Data to process:
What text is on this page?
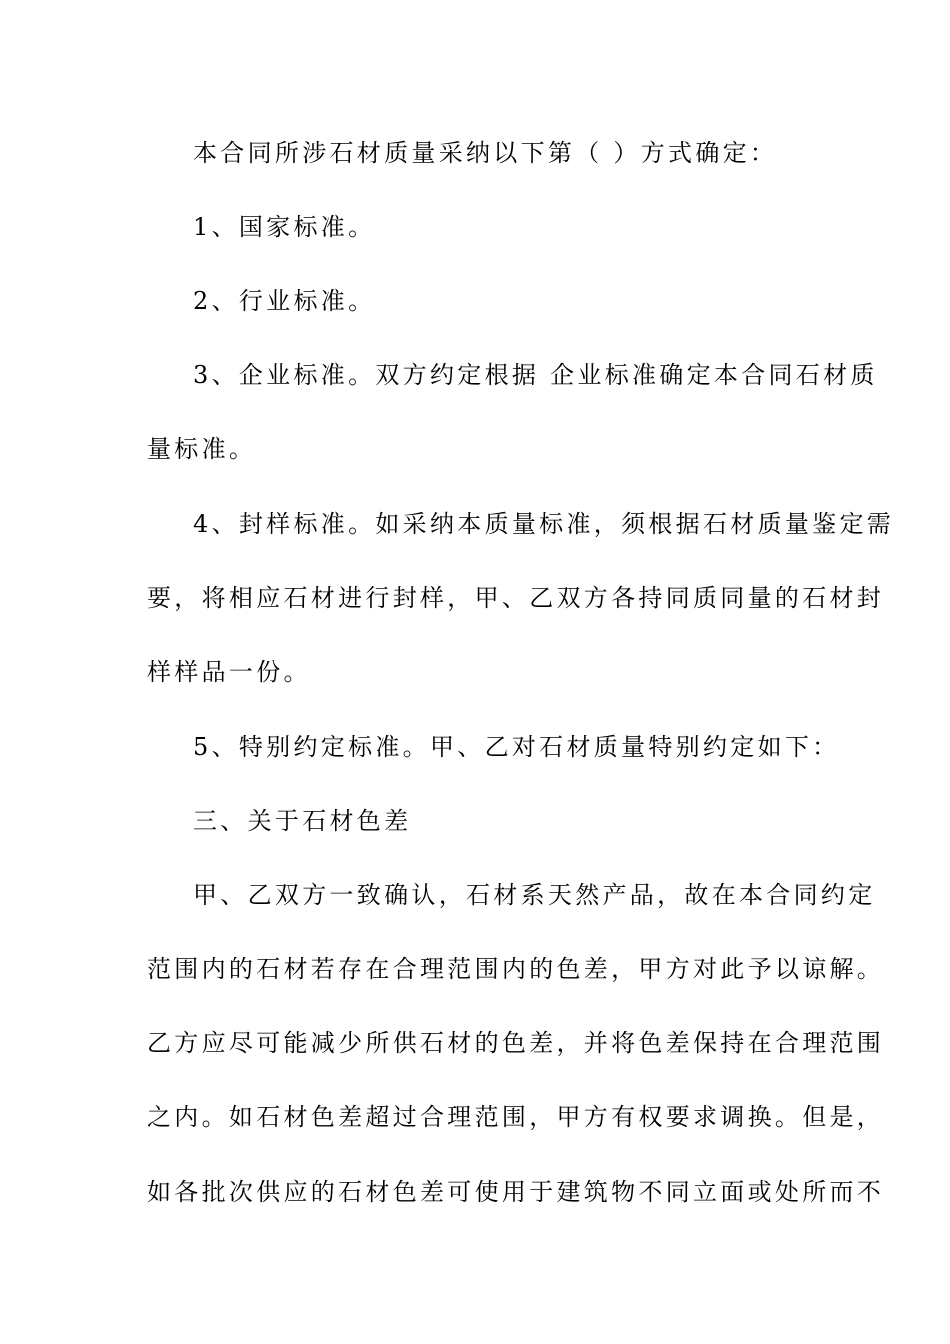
本合同所涉石材质量采纳以下第（ ）方式确定：

1、国家标准。

2、行业标准。

3、企业标准。双方约定根据 企业标准确定本合同石材质

量标准。

4、封样标准。如采纳本质量标准，须根据石材质量鉴定需

要，将相应石材进行封样，甲、乙双方各持同质同量的石材封

样样品一份。

5、特别约定标准。甲、乙对石材质量特别约定如下：

三、关于石材色差

甲、乙双方一致确认，石材系天然产品，故在本合同约定

范围内的石材若存在合理范围内的色差，甲方对此予以谅解。

乙方应尽可能减少所供石材的色差，并将色差保持在合理范围

之内。如石材色差超过合理范围，甲方有权要求调换。但是，

如各批次供应的石材色差可使用于建筑物不同立面或处所而不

What you will do: Copy the listing over exactly, skipping the pictures it holds.

Task result:
What text is on this page?
本合同所涉石材质量采纳以下第（ ）方式确定：

1、国家标准。

2、行业标准。

3、企业标准。双方约定根据 企业标准确定本合同石材质

量标准。

4、封样标准。如采纳本质量标准，须根据石材质量鉴定需

要，将相应石材进行封样，甲、乙双方各持同质同量的石材封

样样品一份。

5、特别约定标准。甲、乙对石材质量特别约定如下：

三、关于石材色差

甲、乙双方一致确认，石材系天然产品，故在本合同约定

范围内的石材若存在合理范围内的色差，甲方对此予以谅解。

乙方应尽可能减少所供石材的色差，并将色差保持在合理范围

之内。如石材色差超过合理范围，甲方有权要求调换。但是，

如各批次供应的石材色差可使用于建筑物不同立面或处所而不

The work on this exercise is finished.